Check each line of the data below for the word "тяжести", then extract the ones that have it.

################

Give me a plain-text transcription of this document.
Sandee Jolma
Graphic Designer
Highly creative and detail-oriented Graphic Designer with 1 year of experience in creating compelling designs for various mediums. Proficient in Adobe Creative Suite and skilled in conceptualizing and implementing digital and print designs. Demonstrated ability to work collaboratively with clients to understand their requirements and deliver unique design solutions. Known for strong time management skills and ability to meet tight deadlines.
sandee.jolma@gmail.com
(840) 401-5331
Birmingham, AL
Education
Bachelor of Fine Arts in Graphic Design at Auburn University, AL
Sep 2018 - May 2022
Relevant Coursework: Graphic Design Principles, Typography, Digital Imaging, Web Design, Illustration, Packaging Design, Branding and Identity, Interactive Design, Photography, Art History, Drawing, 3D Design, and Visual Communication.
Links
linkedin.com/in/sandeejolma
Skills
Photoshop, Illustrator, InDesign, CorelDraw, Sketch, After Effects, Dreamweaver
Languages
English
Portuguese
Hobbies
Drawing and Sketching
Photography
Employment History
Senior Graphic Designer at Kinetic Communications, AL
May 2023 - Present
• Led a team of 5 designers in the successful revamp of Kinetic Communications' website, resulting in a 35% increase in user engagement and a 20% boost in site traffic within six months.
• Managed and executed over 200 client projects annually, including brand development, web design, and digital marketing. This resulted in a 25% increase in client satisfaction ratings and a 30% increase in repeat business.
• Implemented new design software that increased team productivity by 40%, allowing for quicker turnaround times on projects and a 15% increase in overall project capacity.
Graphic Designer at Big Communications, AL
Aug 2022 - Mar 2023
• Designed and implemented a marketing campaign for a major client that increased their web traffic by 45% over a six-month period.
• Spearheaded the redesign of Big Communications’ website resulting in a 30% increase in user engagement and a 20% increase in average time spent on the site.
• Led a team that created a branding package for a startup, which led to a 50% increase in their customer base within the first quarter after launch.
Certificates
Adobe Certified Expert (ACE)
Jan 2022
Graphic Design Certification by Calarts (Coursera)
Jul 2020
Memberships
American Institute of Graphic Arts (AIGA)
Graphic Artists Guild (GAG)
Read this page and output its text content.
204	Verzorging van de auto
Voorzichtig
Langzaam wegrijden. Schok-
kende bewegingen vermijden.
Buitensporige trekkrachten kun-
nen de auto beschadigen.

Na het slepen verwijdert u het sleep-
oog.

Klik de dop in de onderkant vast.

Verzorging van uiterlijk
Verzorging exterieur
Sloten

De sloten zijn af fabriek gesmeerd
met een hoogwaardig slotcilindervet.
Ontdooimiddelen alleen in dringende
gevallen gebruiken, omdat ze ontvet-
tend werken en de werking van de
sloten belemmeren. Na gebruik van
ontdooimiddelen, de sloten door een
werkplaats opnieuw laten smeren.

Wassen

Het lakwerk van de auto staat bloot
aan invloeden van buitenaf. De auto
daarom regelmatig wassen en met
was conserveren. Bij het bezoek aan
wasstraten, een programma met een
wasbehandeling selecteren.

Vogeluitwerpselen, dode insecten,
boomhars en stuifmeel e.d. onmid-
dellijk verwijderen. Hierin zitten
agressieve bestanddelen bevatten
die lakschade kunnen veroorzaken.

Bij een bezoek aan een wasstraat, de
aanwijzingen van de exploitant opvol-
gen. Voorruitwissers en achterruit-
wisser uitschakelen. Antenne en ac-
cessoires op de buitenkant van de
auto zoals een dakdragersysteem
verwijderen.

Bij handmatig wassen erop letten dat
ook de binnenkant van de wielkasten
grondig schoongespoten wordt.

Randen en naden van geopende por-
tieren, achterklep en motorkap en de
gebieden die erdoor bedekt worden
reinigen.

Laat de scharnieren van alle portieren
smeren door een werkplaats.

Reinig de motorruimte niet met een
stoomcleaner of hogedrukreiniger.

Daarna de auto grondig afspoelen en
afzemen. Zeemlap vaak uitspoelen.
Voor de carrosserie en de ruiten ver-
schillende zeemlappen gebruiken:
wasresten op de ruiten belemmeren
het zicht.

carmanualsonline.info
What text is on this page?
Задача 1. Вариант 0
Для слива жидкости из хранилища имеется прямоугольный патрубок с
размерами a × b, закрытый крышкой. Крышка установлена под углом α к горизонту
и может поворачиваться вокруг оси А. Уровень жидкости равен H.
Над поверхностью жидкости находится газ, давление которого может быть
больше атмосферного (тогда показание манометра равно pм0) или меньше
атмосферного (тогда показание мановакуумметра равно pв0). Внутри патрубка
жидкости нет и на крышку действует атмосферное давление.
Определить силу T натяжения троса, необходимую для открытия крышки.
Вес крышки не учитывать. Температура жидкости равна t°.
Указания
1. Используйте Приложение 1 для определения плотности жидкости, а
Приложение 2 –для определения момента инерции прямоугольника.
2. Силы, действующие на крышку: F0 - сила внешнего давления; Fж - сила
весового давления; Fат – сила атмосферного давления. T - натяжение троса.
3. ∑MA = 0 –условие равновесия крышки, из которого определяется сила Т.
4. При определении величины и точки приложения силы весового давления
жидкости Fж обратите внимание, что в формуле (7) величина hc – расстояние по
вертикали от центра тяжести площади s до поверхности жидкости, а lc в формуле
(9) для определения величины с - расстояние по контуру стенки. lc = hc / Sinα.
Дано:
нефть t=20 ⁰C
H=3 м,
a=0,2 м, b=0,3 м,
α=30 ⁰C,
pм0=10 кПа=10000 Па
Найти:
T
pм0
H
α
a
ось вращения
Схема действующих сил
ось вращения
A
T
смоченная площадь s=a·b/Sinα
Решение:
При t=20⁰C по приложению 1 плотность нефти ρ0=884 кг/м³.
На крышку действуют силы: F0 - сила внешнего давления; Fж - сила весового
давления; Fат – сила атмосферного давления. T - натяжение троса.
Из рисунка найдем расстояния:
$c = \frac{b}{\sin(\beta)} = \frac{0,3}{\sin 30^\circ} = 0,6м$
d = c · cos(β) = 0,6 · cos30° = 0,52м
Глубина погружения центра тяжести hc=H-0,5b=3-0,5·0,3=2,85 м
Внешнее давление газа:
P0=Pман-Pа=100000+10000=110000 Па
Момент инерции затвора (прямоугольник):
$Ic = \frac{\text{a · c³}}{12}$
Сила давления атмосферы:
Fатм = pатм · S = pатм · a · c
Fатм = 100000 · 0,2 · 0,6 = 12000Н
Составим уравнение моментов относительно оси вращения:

################

— Solution to the exercise —
вертикали от центра тяжести площади s до поверхности жидкости, а lc в формуле
Глубина погружения центра тяжести hc=H-0,5b=3-0,5·0,3=2,85 м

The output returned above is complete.